Start Dataset entries
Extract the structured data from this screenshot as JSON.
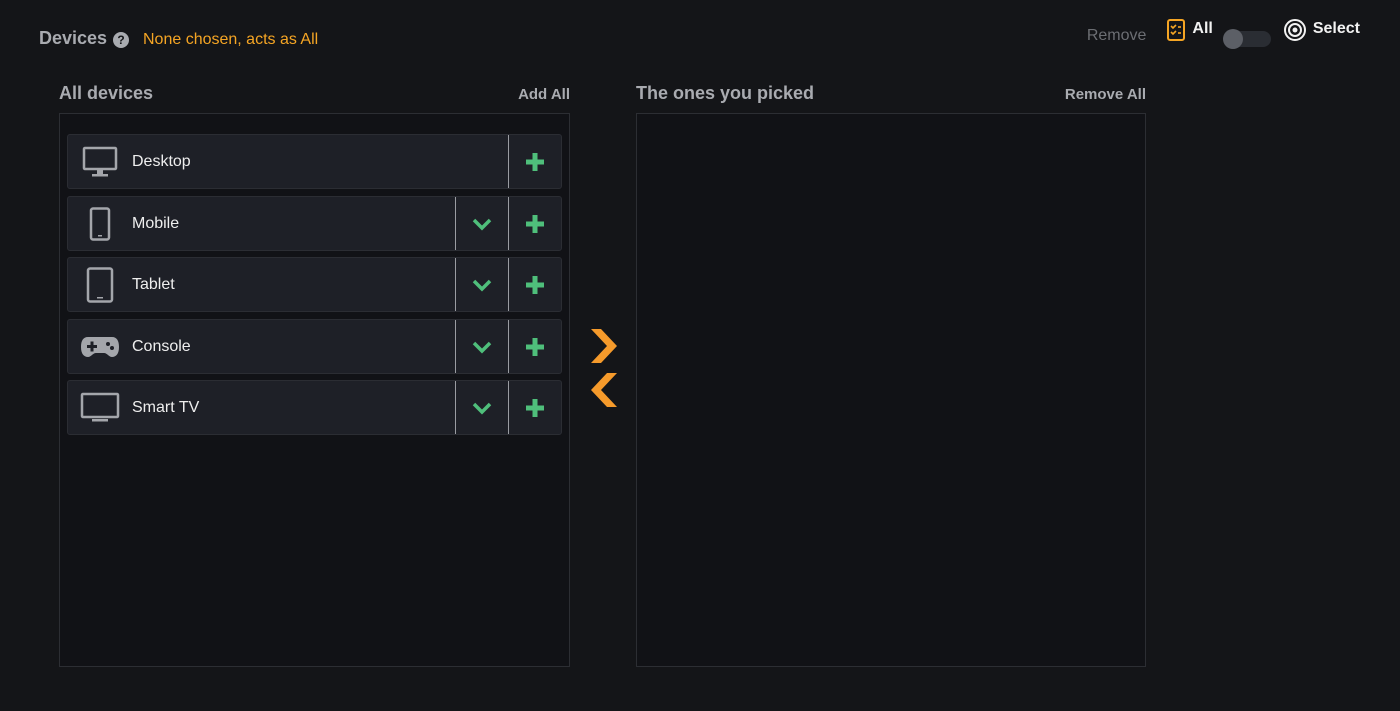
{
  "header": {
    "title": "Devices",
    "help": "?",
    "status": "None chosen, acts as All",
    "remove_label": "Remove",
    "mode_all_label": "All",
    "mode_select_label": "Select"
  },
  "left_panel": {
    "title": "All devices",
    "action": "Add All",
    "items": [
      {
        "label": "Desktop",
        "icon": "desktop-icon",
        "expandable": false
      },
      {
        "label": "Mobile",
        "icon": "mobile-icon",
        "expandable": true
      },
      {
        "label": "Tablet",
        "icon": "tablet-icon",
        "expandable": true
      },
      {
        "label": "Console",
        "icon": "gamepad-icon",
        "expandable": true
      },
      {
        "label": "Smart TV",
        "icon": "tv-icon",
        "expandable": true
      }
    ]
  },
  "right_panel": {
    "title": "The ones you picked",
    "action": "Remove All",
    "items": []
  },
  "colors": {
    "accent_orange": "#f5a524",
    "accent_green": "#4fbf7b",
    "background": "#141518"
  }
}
End Dataset entries
Start Dataset entries
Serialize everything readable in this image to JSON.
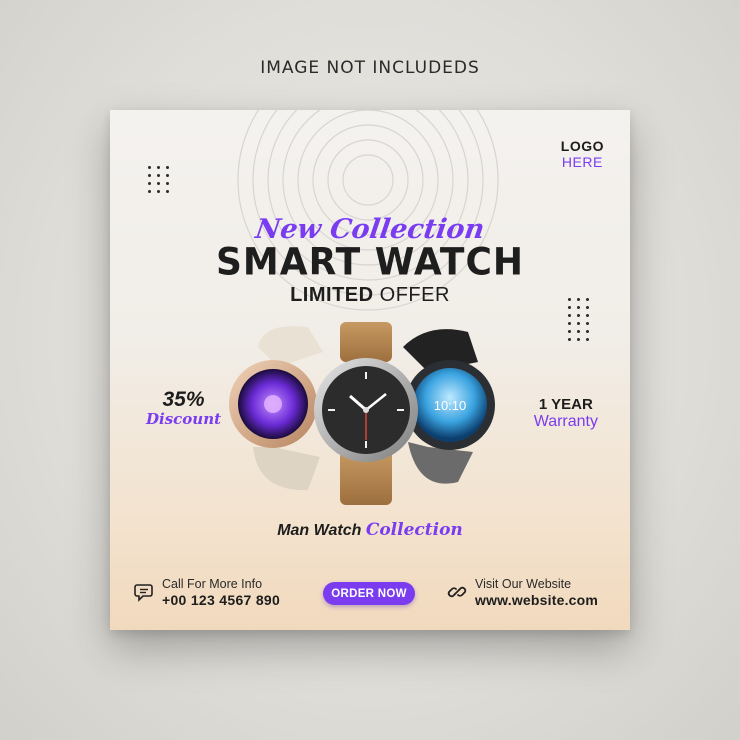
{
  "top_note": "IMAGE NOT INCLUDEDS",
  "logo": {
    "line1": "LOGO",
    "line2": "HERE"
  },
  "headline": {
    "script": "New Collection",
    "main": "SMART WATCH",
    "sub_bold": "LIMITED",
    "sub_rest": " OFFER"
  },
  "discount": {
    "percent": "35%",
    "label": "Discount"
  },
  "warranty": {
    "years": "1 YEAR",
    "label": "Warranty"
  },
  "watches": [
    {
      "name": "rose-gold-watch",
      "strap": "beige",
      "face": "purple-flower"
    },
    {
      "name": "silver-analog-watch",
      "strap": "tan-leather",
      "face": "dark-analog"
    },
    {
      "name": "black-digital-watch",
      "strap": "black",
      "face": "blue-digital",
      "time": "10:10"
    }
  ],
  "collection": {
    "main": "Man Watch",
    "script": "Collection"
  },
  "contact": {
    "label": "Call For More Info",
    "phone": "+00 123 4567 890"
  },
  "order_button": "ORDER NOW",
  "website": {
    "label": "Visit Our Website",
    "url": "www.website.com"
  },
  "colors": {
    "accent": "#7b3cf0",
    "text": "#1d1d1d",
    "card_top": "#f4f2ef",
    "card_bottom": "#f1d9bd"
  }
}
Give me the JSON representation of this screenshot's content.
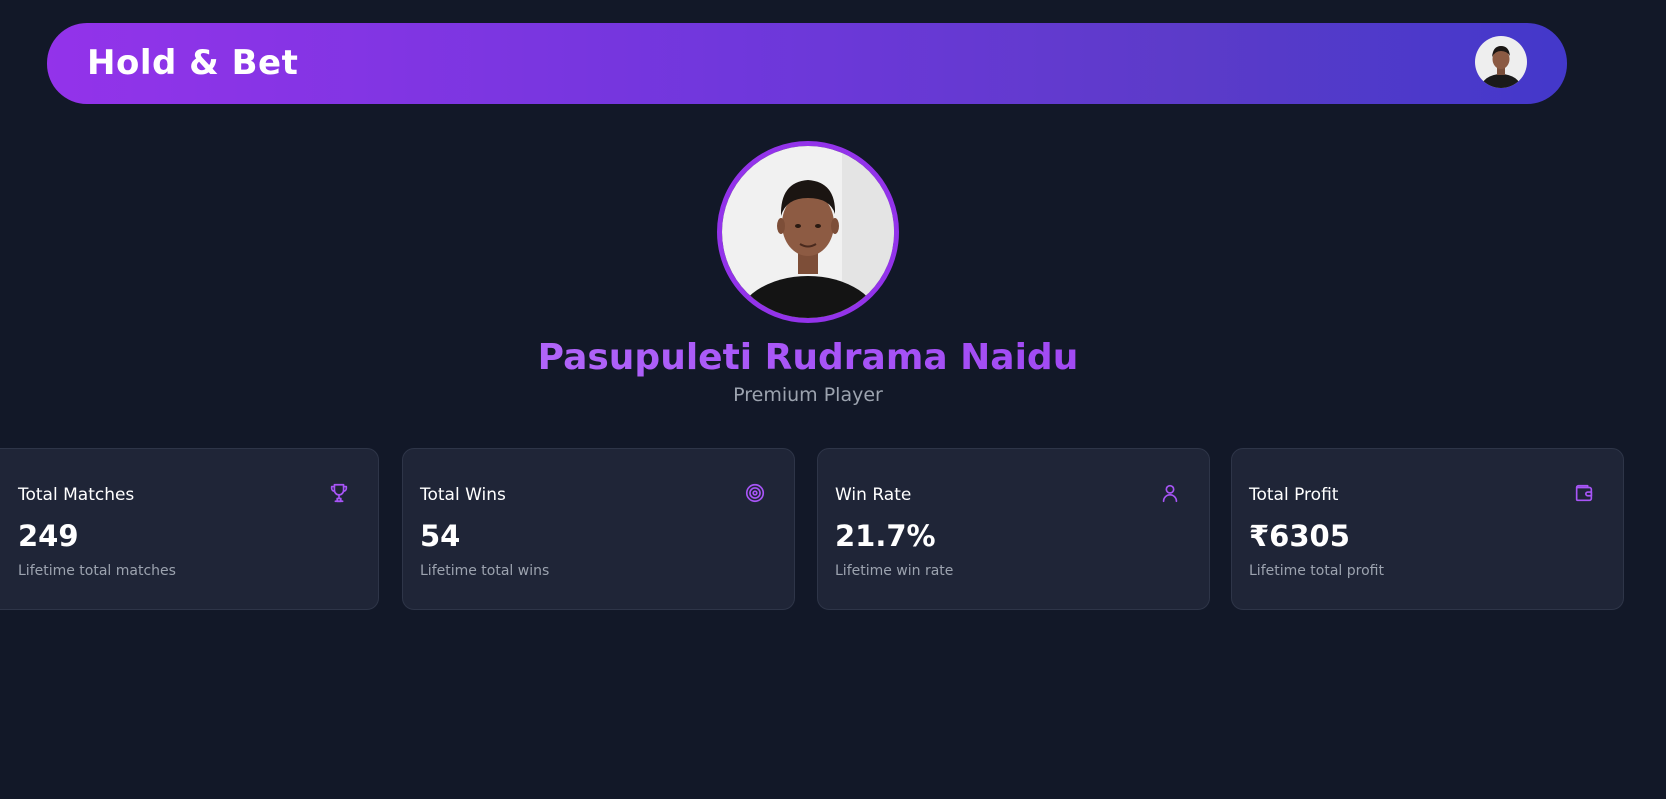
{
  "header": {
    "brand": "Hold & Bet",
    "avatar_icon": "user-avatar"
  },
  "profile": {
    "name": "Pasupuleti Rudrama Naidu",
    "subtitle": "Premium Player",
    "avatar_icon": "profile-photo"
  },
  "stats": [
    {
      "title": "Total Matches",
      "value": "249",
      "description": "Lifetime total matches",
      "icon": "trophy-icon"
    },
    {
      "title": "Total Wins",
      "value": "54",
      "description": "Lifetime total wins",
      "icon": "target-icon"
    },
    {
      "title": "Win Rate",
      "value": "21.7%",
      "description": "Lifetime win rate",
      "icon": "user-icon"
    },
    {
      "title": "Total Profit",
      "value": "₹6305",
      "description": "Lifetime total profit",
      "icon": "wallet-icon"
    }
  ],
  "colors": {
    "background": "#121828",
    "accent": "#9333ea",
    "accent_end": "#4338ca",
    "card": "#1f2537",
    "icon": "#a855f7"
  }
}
End Dataset entries
To do:
Only the number is wanted: how many lines of the data contain the word "user"?

Written response:
2